**WHAT TO WORK ON**: Please give the count of lines holding the string "label" and nothing besides.
--- AVAILABLE RECORDS ---
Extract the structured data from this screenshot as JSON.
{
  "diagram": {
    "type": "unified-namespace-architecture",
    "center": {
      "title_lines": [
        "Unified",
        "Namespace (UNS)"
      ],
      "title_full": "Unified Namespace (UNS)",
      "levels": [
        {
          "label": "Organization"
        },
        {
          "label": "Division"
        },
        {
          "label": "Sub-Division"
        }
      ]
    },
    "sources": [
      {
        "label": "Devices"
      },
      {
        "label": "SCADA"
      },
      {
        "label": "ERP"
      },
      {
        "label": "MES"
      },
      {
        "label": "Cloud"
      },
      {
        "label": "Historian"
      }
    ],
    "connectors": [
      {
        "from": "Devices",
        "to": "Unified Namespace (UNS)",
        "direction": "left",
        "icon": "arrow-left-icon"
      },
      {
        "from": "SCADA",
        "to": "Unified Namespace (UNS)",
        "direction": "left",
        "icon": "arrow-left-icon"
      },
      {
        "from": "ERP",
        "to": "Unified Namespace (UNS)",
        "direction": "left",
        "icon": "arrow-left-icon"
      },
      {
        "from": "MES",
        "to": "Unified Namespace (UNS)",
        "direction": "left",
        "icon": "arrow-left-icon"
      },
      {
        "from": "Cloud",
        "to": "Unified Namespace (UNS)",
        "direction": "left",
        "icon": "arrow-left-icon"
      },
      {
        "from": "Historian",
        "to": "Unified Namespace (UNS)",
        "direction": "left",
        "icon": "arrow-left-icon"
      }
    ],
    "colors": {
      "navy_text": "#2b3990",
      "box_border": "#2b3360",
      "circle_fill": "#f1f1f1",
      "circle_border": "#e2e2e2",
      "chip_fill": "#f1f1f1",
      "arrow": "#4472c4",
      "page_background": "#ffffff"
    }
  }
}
---
**COMPLETED EXERCISE**: 9